## BEGIN INPUT
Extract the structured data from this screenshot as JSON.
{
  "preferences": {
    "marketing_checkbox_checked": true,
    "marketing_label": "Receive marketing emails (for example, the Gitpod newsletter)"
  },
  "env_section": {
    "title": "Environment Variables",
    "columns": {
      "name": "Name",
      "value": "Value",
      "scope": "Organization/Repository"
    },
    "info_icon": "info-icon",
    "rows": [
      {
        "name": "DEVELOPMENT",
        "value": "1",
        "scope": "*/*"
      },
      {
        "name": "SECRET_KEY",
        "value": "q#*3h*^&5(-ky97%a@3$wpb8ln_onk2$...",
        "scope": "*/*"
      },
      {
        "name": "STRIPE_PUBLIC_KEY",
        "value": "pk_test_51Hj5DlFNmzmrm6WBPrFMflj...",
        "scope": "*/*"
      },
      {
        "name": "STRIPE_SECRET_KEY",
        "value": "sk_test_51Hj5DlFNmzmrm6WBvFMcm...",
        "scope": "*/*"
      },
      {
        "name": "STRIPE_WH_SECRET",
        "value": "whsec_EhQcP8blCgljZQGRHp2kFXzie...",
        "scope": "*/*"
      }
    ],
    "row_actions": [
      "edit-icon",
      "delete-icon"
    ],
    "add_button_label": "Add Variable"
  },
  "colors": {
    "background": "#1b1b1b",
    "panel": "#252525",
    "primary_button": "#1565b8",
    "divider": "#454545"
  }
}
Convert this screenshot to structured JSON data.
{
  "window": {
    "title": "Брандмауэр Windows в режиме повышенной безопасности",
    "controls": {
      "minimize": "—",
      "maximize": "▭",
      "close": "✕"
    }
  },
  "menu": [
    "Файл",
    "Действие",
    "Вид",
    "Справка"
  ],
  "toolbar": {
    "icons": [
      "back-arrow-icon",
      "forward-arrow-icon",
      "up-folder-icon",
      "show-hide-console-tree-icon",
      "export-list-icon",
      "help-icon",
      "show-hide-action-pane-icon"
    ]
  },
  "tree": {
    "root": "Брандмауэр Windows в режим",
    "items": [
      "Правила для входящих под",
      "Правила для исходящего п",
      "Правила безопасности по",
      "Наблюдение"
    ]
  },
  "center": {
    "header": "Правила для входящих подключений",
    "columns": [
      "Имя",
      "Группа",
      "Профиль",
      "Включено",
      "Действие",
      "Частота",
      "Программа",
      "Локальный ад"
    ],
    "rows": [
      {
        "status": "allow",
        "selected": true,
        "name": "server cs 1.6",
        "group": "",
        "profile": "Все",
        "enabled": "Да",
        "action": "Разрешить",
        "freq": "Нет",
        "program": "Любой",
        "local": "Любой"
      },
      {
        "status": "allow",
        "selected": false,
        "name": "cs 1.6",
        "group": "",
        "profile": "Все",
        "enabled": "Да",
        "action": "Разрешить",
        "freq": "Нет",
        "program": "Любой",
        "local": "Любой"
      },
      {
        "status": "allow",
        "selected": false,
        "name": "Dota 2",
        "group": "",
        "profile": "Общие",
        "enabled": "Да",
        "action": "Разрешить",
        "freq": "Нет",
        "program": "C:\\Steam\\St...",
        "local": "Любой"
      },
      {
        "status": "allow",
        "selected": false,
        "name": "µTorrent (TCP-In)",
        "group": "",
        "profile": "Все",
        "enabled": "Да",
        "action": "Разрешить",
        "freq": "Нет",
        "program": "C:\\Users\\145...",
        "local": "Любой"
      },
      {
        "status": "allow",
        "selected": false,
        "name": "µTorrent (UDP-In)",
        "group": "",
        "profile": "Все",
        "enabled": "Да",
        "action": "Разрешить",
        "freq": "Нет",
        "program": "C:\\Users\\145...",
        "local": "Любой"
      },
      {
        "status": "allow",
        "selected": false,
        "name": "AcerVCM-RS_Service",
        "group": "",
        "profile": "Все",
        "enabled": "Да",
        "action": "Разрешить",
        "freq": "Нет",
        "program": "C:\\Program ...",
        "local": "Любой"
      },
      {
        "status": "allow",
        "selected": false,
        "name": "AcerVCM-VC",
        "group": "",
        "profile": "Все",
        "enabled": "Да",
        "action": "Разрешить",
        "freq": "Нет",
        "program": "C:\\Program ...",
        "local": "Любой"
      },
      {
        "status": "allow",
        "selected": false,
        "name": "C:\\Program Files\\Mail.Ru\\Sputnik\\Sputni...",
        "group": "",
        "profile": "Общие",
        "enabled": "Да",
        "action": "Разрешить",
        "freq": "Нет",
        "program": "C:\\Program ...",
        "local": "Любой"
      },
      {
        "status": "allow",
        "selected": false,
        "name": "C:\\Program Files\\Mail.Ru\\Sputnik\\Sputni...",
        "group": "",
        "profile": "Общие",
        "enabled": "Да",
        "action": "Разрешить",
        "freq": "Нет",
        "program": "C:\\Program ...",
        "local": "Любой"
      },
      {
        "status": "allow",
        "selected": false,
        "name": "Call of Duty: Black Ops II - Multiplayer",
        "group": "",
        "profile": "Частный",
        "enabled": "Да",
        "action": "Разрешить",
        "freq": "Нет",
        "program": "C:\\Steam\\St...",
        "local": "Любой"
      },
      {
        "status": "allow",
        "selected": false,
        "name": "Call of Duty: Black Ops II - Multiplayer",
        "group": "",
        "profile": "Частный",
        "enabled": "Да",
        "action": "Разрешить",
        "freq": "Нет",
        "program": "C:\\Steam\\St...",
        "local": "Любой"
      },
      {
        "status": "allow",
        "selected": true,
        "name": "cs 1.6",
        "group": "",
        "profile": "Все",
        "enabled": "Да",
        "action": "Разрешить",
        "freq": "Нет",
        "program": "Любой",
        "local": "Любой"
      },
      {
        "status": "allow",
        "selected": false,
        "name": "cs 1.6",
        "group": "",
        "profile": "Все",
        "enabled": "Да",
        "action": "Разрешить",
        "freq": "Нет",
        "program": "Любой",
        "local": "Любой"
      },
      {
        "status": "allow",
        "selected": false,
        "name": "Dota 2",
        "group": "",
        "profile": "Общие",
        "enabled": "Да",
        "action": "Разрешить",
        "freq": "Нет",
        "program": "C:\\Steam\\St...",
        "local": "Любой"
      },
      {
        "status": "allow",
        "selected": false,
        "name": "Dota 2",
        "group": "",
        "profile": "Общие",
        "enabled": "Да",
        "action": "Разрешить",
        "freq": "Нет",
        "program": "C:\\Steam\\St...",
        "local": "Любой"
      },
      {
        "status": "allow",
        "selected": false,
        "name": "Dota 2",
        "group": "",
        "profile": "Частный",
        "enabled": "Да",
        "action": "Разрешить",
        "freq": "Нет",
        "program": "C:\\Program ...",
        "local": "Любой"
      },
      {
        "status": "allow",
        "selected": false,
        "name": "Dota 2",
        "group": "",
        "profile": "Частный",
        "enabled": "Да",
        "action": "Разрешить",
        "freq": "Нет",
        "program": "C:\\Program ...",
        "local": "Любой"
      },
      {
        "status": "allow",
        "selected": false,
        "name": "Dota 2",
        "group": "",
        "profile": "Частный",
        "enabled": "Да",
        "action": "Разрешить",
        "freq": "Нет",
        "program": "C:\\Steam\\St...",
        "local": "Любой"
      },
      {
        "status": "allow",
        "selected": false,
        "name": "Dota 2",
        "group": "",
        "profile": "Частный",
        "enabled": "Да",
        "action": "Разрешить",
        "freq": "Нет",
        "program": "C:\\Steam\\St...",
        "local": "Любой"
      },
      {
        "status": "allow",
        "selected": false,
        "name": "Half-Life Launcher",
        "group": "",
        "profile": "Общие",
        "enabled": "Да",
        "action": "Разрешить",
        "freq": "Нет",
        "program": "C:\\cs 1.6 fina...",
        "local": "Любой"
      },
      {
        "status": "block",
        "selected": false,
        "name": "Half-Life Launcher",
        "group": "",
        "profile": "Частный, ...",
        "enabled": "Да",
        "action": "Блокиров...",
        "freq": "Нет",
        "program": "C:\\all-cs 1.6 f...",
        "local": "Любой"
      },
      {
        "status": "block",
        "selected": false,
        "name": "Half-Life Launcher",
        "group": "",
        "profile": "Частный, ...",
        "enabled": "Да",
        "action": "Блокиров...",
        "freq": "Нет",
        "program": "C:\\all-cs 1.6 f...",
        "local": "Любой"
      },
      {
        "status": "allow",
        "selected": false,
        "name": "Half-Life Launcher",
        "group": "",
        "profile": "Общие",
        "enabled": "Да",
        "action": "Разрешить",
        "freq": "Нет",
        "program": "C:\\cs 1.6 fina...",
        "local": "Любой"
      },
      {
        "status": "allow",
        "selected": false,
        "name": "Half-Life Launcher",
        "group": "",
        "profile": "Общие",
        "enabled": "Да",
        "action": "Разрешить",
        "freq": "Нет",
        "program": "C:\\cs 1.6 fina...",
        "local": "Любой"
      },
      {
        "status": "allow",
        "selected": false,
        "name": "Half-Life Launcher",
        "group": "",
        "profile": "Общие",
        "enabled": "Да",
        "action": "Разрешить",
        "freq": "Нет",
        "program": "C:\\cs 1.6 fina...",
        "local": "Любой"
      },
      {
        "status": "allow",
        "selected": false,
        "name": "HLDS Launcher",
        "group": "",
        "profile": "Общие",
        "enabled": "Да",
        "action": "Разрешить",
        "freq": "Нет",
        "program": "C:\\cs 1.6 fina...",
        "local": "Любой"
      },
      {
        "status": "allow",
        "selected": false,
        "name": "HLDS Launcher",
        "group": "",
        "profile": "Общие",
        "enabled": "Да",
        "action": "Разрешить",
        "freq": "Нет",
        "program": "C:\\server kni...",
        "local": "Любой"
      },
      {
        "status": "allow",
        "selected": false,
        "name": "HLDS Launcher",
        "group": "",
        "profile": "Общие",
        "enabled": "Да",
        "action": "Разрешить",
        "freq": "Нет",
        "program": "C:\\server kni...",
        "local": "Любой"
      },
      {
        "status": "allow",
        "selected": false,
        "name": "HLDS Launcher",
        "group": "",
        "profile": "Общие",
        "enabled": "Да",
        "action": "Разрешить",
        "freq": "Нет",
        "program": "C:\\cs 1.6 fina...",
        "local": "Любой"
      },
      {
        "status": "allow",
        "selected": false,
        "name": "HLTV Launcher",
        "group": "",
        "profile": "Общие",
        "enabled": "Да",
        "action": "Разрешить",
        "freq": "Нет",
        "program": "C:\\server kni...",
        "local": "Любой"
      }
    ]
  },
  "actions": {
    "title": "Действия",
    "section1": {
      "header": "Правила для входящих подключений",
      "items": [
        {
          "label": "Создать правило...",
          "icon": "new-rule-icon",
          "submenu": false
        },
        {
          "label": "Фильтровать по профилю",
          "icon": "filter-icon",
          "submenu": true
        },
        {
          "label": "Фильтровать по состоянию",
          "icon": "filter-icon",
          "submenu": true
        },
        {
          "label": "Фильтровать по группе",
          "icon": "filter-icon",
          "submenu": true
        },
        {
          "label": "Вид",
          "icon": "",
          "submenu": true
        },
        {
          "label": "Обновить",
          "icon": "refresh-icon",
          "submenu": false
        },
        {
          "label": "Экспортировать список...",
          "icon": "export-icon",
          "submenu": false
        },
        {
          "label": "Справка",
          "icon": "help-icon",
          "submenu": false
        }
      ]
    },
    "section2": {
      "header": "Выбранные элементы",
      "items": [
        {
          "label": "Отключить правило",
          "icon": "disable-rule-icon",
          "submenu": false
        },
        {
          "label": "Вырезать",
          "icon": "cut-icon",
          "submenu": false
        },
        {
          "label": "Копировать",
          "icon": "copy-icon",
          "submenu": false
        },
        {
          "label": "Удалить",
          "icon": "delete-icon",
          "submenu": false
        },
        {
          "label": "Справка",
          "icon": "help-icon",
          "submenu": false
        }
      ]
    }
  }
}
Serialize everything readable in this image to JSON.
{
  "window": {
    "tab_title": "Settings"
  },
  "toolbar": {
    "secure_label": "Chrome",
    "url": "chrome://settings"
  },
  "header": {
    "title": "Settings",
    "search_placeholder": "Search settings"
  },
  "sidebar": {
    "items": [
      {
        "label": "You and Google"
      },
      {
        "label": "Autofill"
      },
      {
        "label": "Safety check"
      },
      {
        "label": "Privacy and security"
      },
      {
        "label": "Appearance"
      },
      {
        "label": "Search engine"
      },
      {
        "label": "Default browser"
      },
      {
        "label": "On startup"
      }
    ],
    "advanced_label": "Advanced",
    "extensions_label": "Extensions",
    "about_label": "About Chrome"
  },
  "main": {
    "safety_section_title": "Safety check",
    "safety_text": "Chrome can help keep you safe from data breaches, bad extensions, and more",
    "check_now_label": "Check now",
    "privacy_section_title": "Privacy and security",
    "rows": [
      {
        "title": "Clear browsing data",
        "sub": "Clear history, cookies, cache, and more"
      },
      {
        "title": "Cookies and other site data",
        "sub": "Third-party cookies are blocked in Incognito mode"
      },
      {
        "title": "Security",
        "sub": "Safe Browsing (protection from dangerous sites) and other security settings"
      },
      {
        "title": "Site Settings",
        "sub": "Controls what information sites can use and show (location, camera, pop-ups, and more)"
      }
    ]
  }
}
## END INPUT
Write the lines out verbatim, from the one with "Serialize everything readable" through the last line of the entries, and stop there.

Serialize everything readable in this image to JSON.
{
  "window": {
    "tab_title": "Settings"
  },
  "toolbar": {
    "secure_label": "Chrome",
    "url": "chrome://settings"
  },
  "header": {
    "title": "Settings",
    "search_placeholder": "Search settings"
  },
  "sidebar": {
    "items": [
      {
        "label": "You and Google"
      },
      {
        "label": "Autofill"
      },
      {
        "label": "Safety check"
      },
      {
        "label": "Privacy and security"
      },
      {
        "label": "Appearance"
      },
      {
        "label": "Search engine"
      },
      {
        "label": "Default browser"
      },
      {
        "label": "On startup"
      }
    ],
    "advanced_label": "Advanced",
    "extensions_label": "Extensions",
    "about_label": "About Chrome"
  },
  "main": {
    "safety_section_title": "Safety check",
    "safety_text": "Chrome can help keep you safe from data breaches, bad extensions, and more",
    "check_now_label": "Check now",
    "privacy_section_title": "Privacy and security",
    "rows": [
      {
        "title": "Clear browsing data",
        "sub": "Clear history, cookies, cache, and more"
      },
      {
        "title": "Cookies and other site data",
        "sub": "Third-party cookies are blocked in Incognito mode"
      },
      {
        "title": "Security",
        "sub": "Safe Browsing (protection from dangerous sites) and other security settings"
      },
      {
        "title": "Site Settings",
        "sub": "Controls what information sites can use and show (location, camera, pop-ups, and more)"
      }
    ]
  }
}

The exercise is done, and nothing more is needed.